* **EXERCISE PROMPT**: Among the entries below, find the lines with "Long" and copy them.

* **DATA FOR THIS EXERCISE**:
>>>>

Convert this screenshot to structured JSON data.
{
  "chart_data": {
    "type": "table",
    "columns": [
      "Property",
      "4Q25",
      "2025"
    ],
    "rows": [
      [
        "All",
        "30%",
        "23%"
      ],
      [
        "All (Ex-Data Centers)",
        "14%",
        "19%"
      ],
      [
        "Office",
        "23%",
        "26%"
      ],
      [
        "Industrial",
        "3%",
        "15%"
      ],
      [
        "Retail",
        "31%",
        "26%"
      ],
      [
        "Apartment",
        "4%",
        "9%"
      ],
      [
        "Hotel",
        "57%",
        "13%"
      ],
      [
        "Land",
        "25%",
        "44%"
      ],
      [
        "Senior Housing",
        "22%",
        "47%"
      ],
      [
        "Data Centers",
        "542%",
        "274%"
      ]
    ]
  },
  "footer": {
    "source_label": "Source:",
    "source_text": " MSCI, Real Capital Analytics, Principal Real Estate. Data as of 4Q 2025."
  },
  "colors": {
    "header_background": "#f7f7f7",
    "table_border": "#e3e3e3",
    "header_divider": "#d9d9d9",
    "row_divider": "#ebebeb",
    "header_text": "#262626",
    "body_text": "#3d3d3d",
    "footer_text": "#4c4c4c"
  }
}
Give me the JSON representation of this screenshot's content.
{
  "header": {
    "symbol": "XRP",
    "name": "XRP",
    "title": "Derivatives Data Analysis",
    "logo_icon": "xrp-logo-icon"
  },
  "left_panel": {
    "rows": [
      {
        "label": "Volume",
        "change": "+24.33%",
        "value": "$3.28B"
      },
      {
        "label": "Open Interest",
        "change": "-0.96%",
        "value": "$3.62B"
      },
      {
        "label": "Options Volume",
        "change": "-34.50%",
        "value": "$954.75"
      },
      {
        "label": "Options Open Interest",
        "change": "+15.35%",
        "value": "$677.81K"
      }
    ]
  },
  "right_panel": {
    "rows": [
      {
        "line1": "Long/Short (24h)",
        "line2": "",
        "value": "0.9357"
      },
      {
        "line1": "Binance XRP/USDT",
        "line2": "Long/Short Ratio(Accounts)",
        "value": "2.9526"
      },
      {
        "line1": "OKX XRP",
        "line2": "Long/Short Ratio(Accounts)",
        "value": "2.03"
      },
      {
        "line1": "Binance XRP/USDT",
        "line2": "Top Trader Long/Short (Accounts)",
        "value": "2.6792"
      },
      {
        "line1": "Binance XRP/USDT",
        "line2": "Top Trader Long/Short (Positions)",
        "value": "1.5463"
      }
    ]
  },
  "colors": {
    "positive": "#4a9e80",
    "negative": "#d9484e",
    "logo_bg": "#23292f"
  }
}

<<<<

* **RESPONSE TO THIS TASK**:
        "line1": "Long/Short (24h)",
        "line2": "Long/Short Ratio(Accounts)",
        "line2": "Long/Short Ratio(Accounts)",
        "line2": "Top Trader Long/Short (Accounts)",
        "line2": "Top Trader Long/Short (Positions)",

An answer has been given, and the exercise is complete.